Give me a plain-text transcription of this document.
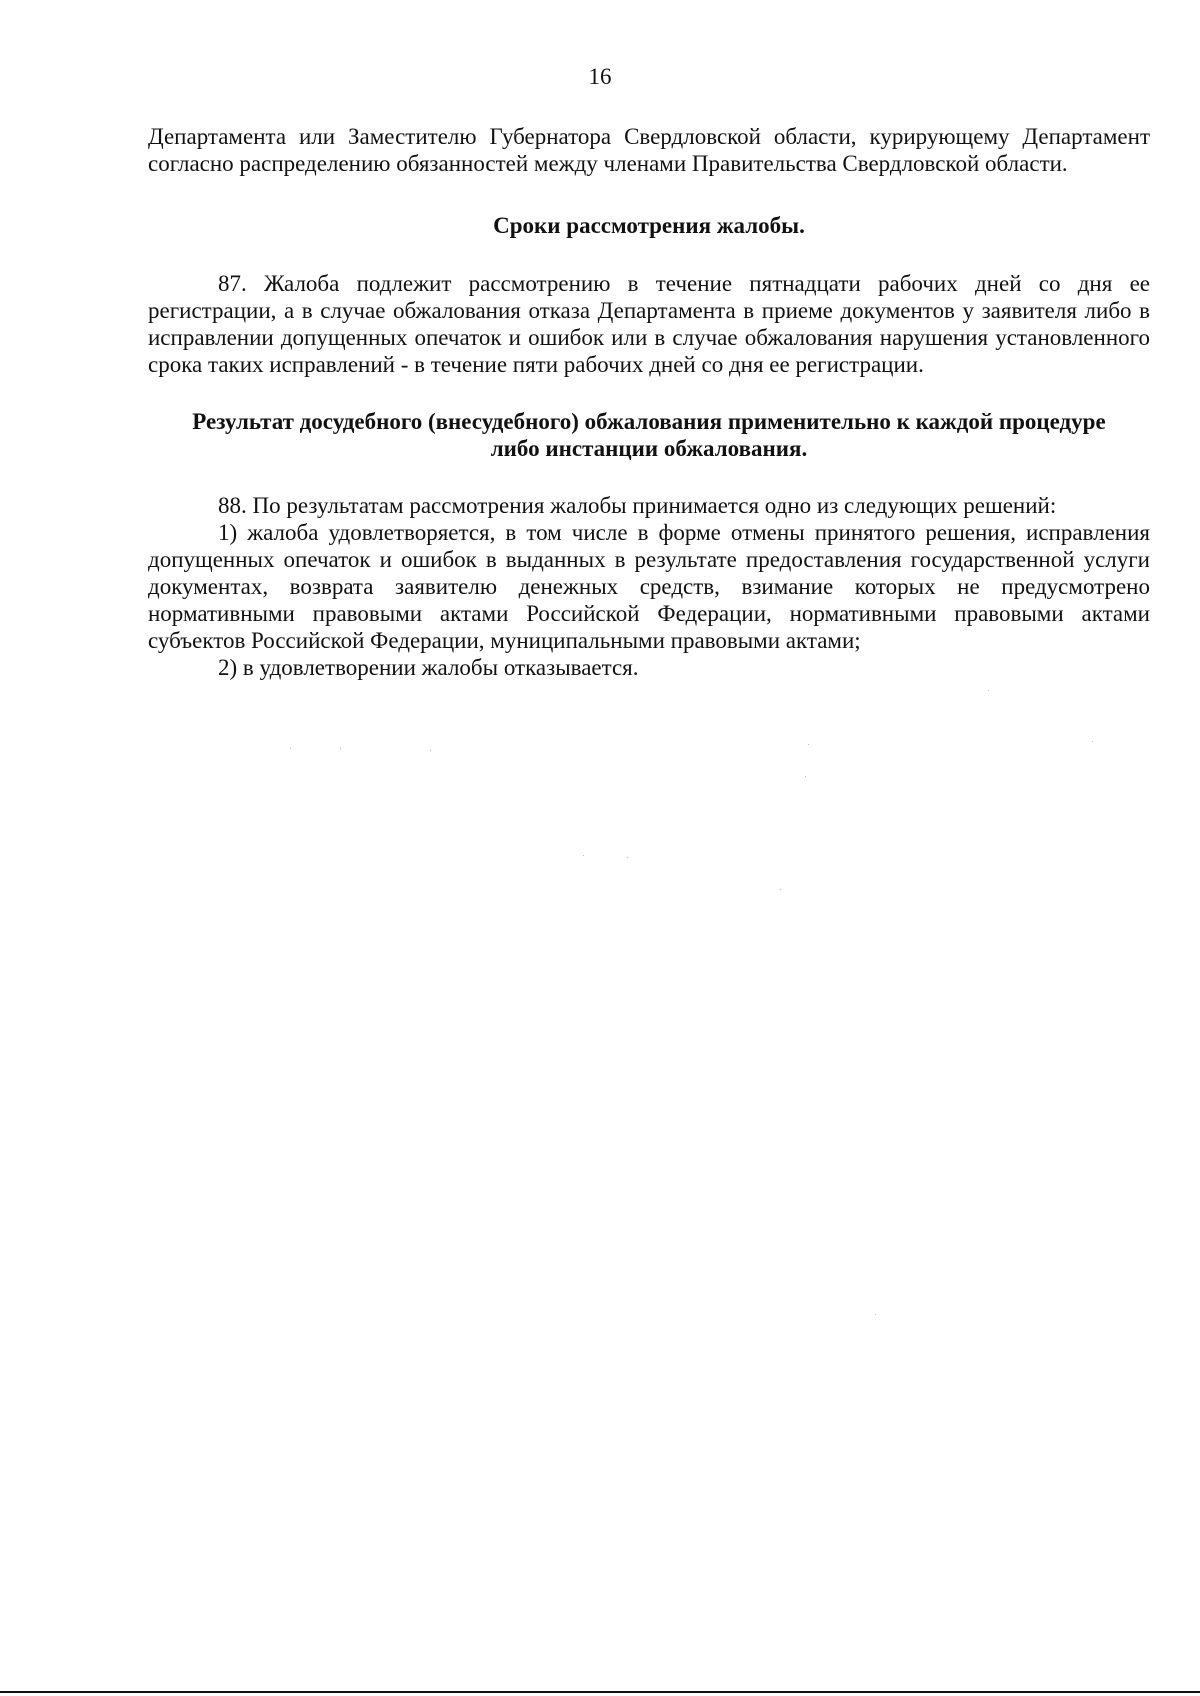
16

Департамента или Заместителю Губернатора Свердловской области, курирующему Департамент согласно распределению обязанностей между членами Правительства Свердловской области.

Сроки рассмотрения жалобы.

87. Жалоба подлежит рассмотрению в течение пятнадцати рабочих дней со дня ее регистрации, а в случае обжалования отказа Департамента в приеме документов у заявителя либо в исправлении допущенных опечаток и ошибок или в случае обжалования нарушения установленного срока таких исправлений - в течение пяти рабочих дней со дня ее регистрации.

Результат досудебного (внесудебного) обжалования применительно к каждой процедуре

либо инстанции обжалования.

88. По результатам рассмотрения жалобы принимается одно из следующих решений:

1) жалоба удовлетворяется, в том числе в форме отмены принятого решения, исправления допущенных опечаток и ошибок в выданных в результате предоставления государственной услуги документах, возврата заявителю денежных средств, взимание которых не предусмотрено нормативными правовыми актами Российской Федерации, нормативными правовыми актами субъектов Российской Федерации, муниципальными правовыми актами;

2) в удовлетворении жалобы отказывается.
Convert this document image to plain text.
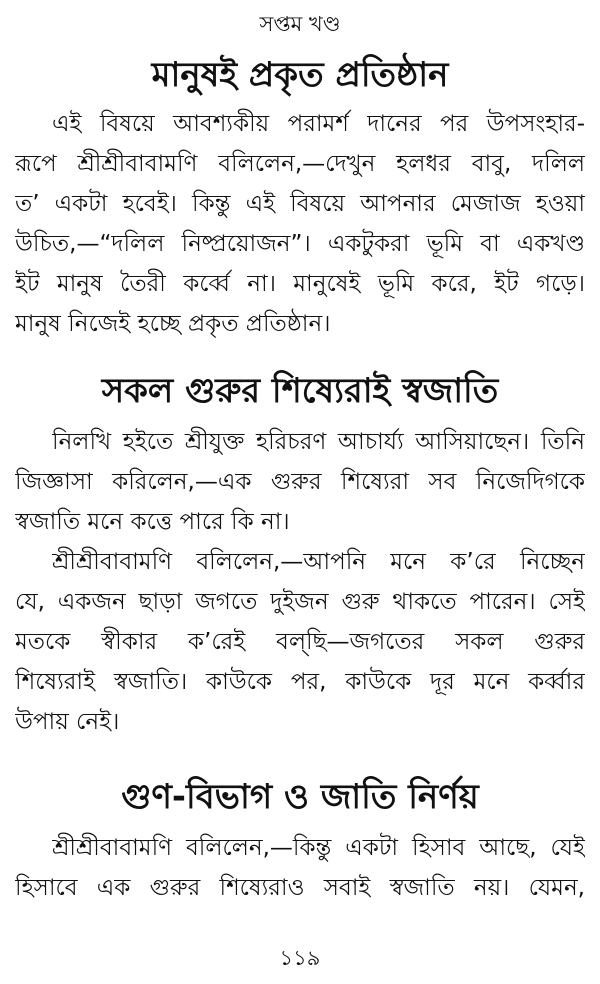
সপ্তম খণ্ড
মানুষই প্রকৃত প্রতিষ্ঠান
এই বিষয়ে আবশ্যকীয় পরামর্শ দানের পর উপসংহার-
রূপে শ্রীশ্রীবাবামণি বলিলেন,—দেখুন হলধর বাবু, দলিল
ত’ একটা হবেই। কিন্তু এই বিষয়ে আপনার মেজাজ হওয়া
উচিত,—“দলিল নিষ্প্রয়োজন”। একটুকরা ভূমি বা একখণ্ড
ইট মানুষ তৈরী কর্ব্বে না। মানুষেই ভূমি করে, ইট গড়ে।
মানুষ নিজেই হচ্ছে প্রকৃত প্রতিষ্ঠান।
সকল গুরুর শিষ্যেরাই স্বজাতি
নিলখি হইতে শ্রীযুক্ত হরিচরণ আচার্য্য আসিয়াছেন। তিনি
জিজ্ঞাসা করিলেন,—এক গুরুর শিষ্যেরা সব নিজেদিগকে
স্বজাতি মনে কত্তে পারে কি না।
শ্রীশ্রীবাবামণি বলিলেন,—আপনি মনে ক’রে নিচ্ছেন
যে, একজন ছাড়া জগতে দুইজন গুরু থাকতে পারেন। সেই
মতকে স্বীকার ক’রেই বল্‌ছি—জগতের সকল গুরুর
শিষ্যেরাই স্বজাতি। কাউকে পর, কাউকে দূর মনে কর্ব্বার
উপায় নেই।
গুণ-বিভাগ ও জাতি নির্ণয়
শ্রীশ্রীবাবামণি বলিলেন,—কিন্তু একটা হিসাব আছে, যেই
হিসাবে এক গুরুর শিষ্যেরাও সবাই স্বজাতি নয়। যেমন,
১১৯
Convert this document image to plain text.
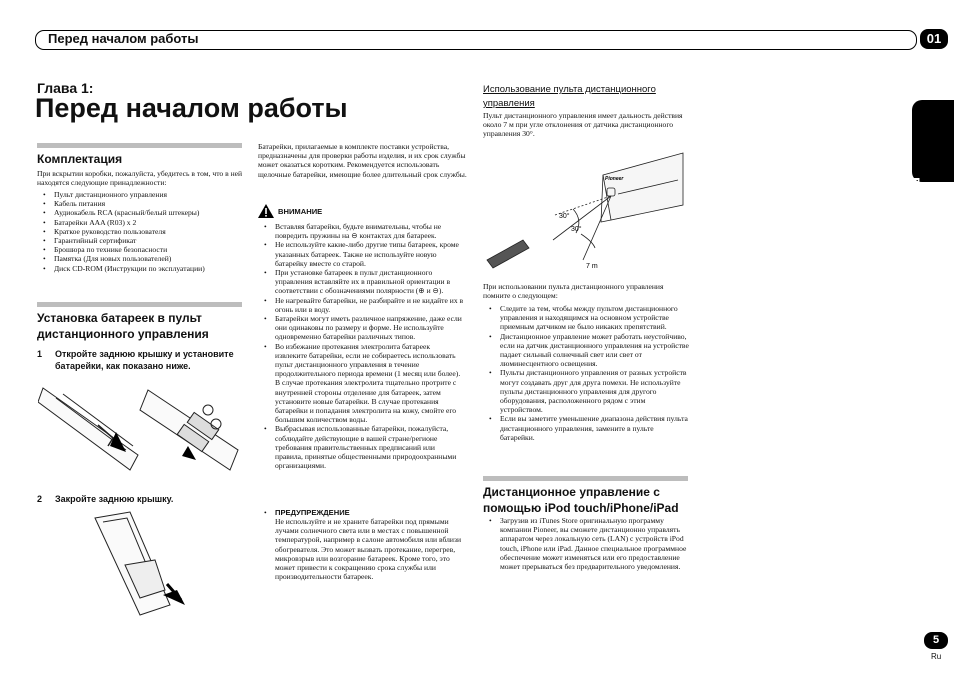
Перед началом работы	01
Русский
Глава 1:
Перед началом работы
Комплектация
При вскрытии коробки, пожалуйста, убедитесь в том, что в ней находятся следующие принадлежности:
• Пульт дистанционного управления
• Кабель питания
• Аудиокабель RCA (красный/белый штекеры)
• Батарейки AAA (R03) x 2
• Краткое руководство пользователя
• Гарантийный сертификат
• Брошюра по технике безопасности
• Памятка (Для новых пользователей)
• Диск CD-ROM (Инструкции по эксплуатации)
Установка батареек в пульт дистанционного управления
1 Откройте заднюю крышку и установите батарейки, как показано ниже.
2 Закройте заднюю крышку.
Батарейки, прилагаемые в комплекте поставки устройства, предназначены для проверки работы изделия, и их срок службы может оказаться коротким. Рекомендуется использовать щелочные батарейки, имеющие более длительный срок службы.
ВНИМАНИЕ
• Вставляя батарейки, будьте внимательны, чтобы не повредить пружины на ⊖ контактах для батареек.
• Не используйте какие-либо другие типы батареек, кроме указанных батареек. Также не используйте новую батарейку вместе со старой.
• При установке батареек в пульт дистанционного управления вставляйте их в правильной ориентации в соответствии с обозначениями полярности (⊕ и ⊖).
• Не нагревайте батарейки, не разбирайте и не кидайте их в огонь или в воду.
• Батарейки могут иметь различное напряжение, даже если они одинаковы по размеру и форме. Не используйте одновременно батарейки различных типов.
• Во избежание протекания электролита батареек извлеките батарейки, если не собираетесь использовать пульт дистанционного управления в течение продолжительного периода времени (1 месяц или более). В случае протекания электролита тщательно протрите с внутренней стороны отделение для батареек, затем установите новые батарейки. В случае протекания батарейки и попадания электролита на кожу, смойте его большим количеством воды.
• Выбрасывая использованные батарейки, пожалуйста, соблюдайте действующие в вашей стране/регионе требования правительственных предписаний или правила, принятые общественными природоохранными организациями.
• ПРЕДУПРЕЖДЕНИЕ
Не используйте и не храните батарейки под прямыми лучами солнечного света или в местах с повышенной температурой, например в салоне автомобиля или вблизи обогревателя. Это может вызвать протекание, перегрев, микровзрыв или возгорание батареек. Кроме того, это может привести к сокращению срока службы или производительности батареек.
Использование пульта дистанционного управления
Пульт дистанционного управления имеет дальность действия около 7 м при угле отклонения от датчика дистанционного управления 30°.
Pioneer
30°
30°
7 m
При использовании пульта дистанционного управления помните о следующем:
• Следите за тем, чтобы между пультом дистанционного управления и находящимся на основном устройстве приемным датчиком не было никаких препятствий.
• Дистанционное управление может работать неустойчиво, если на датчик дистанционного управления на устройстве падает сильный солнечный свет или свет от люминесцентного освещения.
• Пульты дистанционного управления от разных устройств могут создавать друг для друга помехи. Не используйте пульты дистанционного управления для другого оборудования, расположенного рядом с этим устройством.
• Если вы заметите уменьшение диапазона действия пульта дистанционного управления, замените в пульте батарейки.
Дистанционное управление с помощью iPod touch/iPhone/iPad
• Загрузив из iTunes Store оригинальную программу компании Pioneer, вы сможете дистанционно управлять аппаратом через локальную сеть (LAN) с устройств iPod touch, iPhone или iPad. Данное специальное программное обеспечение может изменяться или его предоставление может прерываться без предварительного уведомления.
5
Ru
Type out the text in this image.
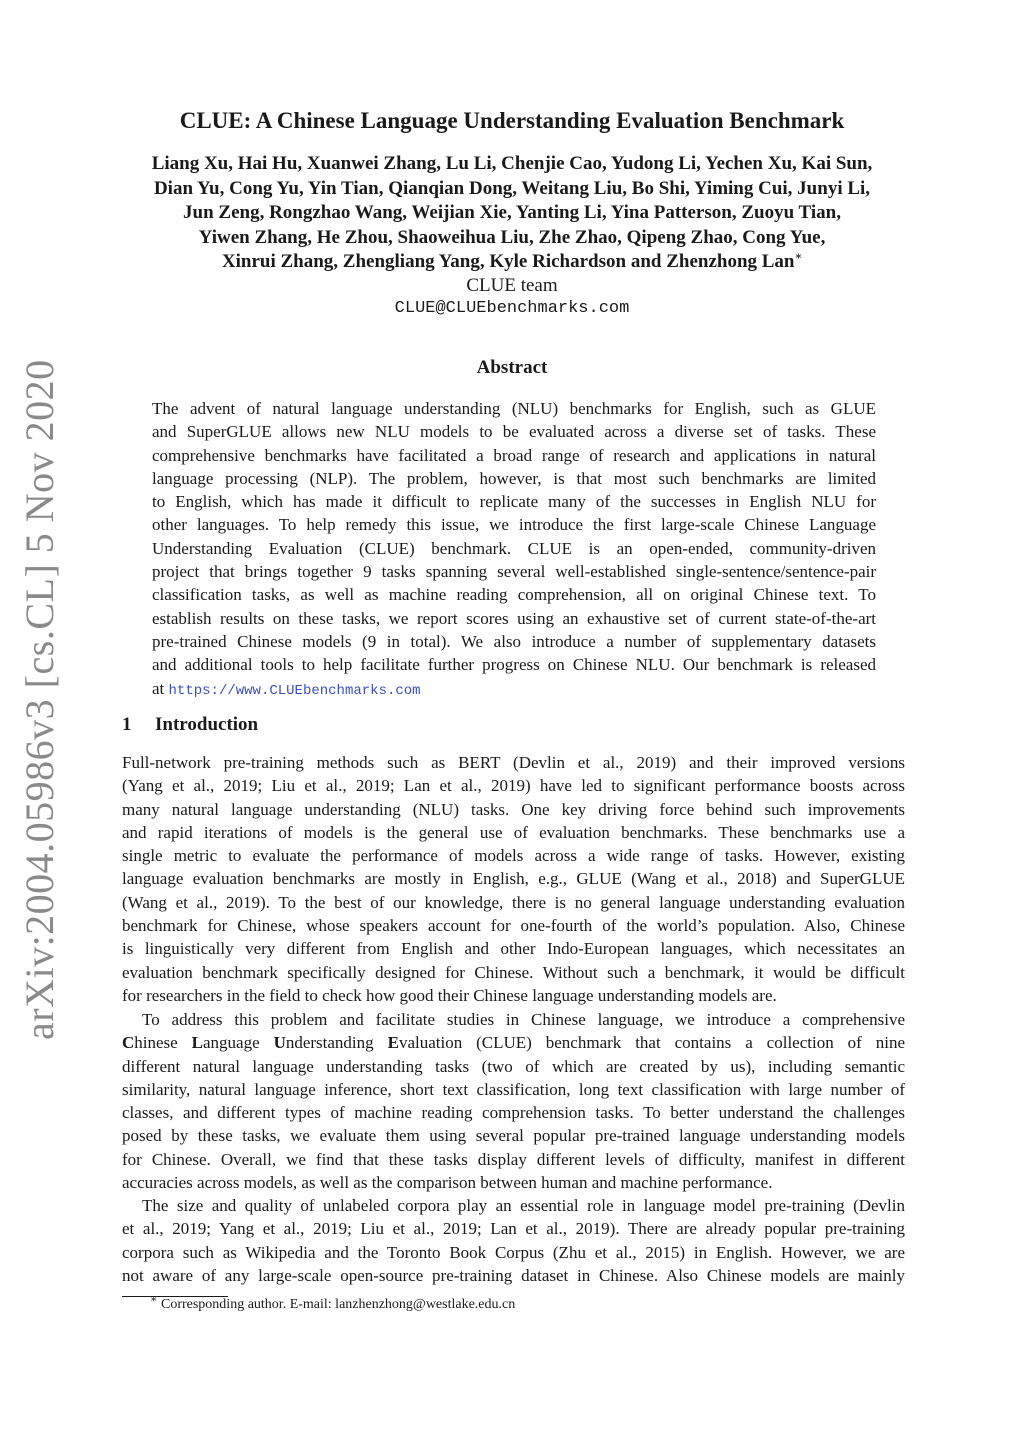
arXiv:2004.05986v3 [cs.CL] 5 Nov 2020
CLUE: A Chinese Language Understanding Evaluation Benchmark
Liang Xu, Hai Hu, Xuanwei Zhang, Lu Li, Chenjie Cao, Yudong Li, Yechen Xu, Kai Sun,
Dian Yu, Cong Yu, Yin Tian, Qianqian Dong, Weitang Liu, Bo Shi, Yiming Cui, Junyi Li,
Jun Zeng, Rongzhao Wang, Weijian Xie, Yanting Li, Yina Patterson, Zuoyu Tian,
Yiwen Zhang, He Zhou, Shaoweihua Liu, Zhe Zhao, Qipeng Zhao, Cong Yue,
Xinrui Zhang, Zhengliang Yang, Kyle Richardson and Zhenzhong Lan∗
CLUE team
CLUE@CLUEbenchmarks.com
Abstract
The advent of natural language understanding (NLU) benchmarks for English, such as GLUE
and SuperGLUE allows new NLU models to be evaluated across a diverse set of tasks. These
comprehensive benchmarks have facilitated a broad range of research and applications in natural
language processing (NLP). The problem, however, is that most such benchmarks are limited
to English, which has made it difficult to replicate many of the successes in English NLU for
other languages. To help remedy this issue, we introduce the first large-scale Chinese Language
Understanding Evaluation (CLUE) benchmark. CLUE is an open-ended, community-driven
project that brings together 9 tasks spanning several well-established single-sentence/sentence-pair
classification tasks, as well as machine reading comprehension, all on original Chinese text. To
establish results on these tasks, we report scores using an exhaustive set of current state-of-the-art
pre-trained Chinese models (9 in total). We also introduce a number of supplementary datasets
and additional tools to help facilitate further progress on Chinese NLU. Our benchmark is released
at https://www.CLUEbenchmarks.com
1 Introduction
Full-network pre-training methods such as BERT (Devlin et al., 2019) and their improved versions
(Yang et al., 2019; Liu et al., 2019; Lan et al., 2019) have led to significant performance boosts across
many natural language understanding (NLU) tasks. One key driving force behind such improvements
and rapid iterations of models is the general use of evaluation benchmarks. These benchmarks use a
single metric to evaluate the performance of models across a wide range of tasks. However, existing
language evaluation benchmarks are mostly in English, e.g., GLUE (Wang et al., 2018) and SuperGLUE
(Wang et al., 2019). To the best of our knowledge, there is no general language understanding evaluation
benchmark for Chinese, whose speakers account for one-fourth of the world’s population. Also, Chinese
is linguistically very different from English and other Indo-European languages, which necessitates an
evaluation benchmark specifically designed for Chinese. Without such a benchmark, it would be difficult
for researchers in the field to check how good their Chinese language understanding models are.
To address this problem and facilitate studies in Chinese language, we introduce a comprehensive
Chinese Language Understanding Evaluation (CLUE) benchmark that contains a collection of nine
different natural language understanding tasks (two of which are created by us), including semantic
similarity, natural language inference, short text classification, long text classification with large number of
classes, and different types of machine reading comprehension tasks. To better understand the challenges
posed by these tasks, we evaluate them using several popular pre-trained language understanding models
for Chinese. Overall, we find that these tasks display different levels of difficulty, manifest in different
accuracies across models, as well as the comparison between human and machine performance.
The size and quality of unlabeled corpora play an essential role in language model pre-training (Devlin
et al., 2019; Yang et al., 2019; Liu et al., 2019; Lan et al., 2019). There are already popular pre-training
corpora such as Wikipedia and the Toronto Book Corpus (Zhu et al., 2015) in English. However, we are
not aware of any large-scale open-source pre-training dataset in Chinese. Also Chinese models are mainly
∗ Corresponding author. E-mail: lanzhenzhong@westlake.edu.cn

▶ **Given task**:
Pick out the lines above containing the word "using", then copy them.

▶ **Answer to this task**:
establish results on these tasks, we report scores using an exhaustive set of current state-of-the-art
posed by these tasks, we evaluate them using several popular pre-trained language understanding models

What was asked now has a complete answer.